(Records from a data collection)
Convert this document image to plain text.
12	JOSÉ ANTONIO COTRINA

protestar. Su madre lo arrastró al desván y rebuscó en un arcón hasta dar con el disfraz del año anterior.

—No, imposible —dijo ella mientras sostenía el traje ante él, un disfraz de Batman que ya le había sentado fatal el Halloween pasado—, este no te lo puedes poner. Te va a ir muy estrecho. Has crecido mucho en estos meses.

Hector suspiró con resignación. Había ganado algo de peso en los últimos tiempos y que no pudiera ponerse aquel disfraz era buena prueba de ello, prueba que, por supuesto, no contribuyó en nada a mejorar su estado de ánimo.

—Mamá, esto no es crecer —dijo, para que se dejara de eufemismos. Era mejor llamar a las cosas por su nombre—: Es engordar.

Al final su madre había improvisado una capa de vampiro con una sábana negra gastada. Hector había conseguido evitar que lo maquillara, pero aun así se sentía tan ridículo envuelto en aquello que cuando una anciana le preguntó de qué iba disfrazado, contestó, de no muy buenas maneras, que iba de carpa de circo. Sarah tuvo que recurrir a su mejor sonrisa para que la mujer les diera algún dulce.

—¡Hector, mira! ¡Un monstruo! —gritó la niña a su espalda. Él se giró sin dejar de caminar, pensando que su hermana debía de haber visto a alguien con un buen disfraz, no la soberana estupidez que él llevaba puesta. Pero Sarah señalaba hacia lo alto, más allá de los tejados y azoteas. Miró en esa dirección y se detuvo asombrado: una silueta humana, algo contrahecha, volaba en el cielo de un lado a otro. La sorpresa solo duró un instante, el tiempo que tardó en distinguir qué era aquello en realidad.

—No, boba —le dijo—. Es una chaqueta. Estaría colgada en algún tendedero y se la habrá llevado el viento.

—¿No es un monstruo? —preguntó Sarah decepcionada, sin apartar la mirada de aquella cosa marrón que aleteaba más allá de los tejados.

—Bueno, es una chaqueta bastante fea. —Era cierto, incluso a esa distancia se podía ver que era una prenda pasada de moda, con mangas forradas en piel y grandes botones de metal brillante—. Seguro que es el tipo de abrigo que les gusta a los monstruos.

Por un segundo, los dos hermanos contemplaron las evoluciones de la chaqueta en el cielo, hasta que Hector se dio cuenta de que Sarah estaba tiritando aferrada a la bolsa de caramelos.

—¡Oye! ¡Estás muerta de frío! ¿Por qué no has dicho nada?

### SET EXERCISE
Write the data out again in full and exactly.

### SOLUTION
Convert this document image to plain text.
12	JOSÉ ANTONIO COTRINA

protestar. Su madre lo arrastró al desván y rebuscó en un arcón hasta dar con el disfraz del año anterior.

—No, imposible —dijo ella mientras sostenía el traje ante él, un disfraz de Batman que ya le había sentado fatal el Halloween pasado—, este no te lo puedes poner. Te va a ir muy estrecho. Has crecido mucho en estos meses.

Hector suspiró con resignación. Había ganado algo de peso en los últimos tiempos y que no pudiera ponerse aquel disfraz era buena prueba de ello, prueba que, por supuesto, no contribuyó en nada a mejorar su estado de ánimo.

—Mamá, esto no es crecer —dijo, para que se dejara de eufemismos. Era mejor llamar a las cosas por su nombre—: Es engordar.

Al final su madre había improvisado una capa de vampiro con una sábana negra gastada. Hector había conseguido evitar que lo maquillara, pero aun así se sentía tan ridículo envuelto en aquello que cuando una anciana le preguntó de qué iba disfrazado, contestó, de no muy buenas maneras, que iba de carpa de circo. Sarah tuvo que recurrir a su mejor sonrisa para que la mujer les diera algún dulce.

—¡Hector, mira! ¡Un monstruo! —gritó la niña a su espalda. Él se giró sin dejar de caminar, pensando que su hermana debía de haber visto a alguien con un buen disfraz, no la soberana estupidez que él llevaba puesta. Pero Sarah señalaba hacia lo alto, más allá de los tejados y azoteas. Miró en esa dirección y se detuvo asombrado: una silueta humana, algo contrahecha, volaba en el cielo de un lado a otro. La sorpresa solo duró un instante, el tiempo que tardó en distinguir qué era aquello en realidad.

—No, boba —le dijo—. Es una chaqueta. Estaría colgada en algún tendedero y se la habrá llevado el viento.

—¿No es un monstruo? —preguntó Sarah decepcionada, sin apartar la mirada de aquella cosa marrón que aleteaba más allá de los tejados.

—Bueno, es una chaqueta bastante fea. —Era cierto, incluso a esa distancia se podía ver que era una prenda pasada de moda, con mangas forradas en piel y grandes botones de metal brillante—. Seguro que es el tipo de abrigo que les gusta a los monstruos.

Por un segundo, los dos hermanos contemplaron las evoluciones de la chaqueta en el cielo, hasta que Hector se dio cuenta de que Sarah estaba tiritando aferrada a la bolsa de caramelos.

—¡Oye! ¡Estás muerta de frío! ¿Por qué no has dicho nada?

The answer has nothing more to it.